— THE EXERCISE —
Repeat the records below exactly, leaving out any pictures.

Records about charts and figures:
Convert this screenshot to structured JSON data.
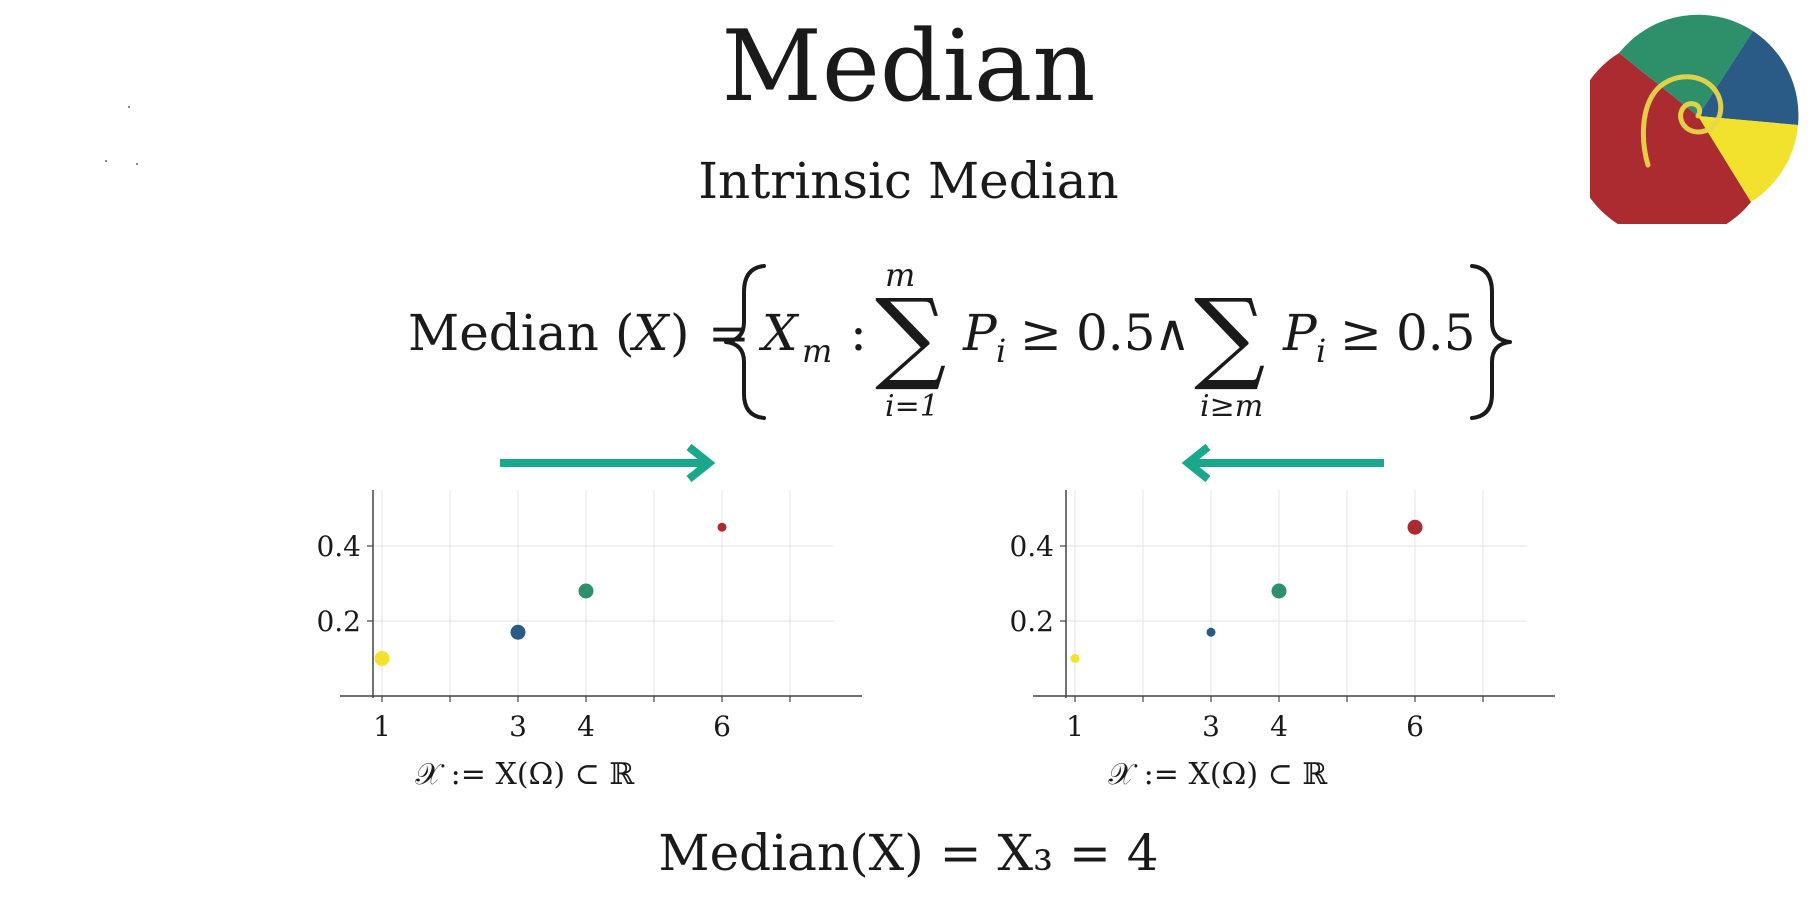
{
  "slide": {
    "title": "Median",
    "subtitle": "Intrinsic Median",
    "formula": {
      "lhs_func": "Median",
      "lhs_arg": "X",
      "xm_base": "X",
      "xm_sub": "m",
      "colon": ":",
      "sum1_upper": "m",
      "sum1_lower": "i=1",
      "term_base": "P",
      "term_sub": "i",
      "geq": "≥",
      "threshold": "0.5",
      "and": "∧",
      "sum2_lower": "i≥m"
    },
    "conclusion": "Median(X) = X₃ = 4"
  },
  "arrows": [
    {
      "direction": "right",
      "color": "#1aa88d"
    },
    {
      "direction": "left",
      "color": "#1aa88d"
    }
  ],
  "logo": {
    "colors": [
      "#ab2b30",
      "#2e8f6b",
      "#2a5a86",
      "#f2e22d"
    ],
    "spiral_color": "#e8d64a"
  },
  "chart_data": [
    {
      "type": "scatter",
      "side": "left",
      "xlabel": "𝒳 := X(Ω) ⊂ ℝ",
      "xticks": [
        1,
        3,
        4,
        6
      ],
      "xticklabels": [
        "1",
        "3",
        "4",
        "6"
      ],
      "yticks": [
        0.2,
        0.4
      ],
      "yticklabels": [
        "0.2",
        "0.4"
      ],
      "xlim": [
        0,
        7
      ],
      "ylim": [
        0,
        0.52
      ],
      "grid": true,
      "points": [
        {
          "x": 1,
          "y": 0.1,
          "color": "#f2e22d",
          "emphasized": true
        },
        {
          "x": 3,
          "y": 0.17,
          "color": "#2a5a86",
          "emphasized": true
        },
        {
          "x": 4,
          "y": 0.28,
          "color": "#2e8f6b",
          "emphasized": true
        },
        {
          "x": 6,
          "y": 0.45,
          "color": "#ab2b30",
          "emphasized": false
        }
      ]
    },
    {
      "type": "scatter",
      "side": "right",
      "xlabel": "𝒳 := X(Ω) ⊂ ℝ",
      "xticks": [
        1,
        3,
        4,
        6
      ],
      "xticklabels": [
        "1",
        "3",
        "4",
        "6"
      ],
      "yticks": [
        0.2,
        0.4
      ],
      "yticklabels": [
        "0.2",
        "0.4"
      ],
      "xlim": [
        0,
        7
      ],
      "ylim": [
        0,
        0.52
      ],
      "grid": true,
      "points": [
        {
          "x": 1,
          "y": 0.1,
          "color": "#f2e22d",
          "emphasized": false
        },
        {
          "x": 3,
          "y": 0.17,
          "color": "#2a5a86",
          "emphasized": false
        },
        {
          "x": 4,
          "y": 0.28,
          "color": "#2e8f6b",
          "emphasized": true
        },
        {
          "x": 6,
          "y": 0.45,
          "color": "#ab2b30",
          "emphasized": true
        }
      ]
    }
  ]
}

— PROBLEM SOLUTION —
Convert this screenshot to structured JSON data.
{
  "slide": {
    "title": "Median",
    "subtitle": "Intrinsic Median",
    "formula": {
      "lhs_func": "Median",
      "lhs_arg": "X",
      "xm_base": "X",
      "xm_sub": "m",
      "colon": ":",
      "sum1_upper": "m",
      "sum1_lower": "i=1",
      "term_base": "P",
      "term_sub": "i",
      "geq": "≥",
      "threshold": "0.5",
      "and": "∧",
      "sum2_lower": "i≥m"
    },
    "conclusion": "Median(X) = X₃ = 4"
  },
  "arrows": [
    {
      "direction": "right",
      "color": "#1aa88d"
    },
    {
      "direction": "left",
      "color": "#1aa88d"
    }
  ],
  "logo": {
    "colors": [
      "#ab2b30",
      "#2e8f6b",
      "#2a5a86",
      "#f2e22d"
    ],
    "spiral_color": "#e8d64a"
  },
  "chart_data": [
    {
      "type": "scatter",
      "side": "left",
      "xlabel": "𝒳 := X(Ω) ⊂ ℝ",
      "xticks": [
        1,
        3,
        4,
        6
      ],
      "xticklabels": [
        "1",
        "3",
        "4",
        "6"
      ],
      "yticks": [
        0.2,
        0.4
      ],
      "yticklabels": [
        "0.2",
        "0.4"
      ],
      "xlim": [
        0,
        7
      ],
      "ylim": [
        0,
        0.52
      ],
      "grid": true,
      "points": [
        {
          "x": 1,
          "y": 0.1,
          "color": "#f2e22d",
          "emphasized": true
        },
        {
          "x": 3,
          "y": 0.17,
          "color": "#2a5a86",
          "emphasized": true
        },
        {
          "x": 4,
          "y": 0.28,
          "color": "#2e8f6b",
          "emphasized": true
        },
        {
          "x": 6,
          "y": 0.45,
          "color": "#ab2b30",
          "emphasized": false
        }
      ]
    },
    {
      "type": "scatter",
      "side": "right",
      "xlabel": "𝒳 := X(Ω) ⊂ ℝ",
      "xticks": [
        1,
        3,
        4,
        6
      ],
      "xticklabels": [
        "1",
        "3",
        "4",
        "6"
      ],
      "yticks": [
        0.2,
        0.4
      ],
      "yticklabels": [
        "0.2",
        "0.4"
      ],
      "xlim": [
        0,
        7
      ],
      "ylim": [
        0,
        0.52
      ],
      "grid": true,
      "points": [
        {
          "x": 1,
          "y": 0.1,
          "color": "#f2e22d",
          "emphasized": false
        },
        {
          "x": 3,
          "y": 0.17,
          "color": "#2a5a86",
          "emphasized": false
        },
        {
          "x": 4,
          "y": 0.28,
          "color": "#2e8f6b",
          "emphasized": true
        },
        {
          "x": 6,
          "y": 0.45,
          "color": "#ab2b30",
          "emphasized": true
        }
      ]
    }
  ]
}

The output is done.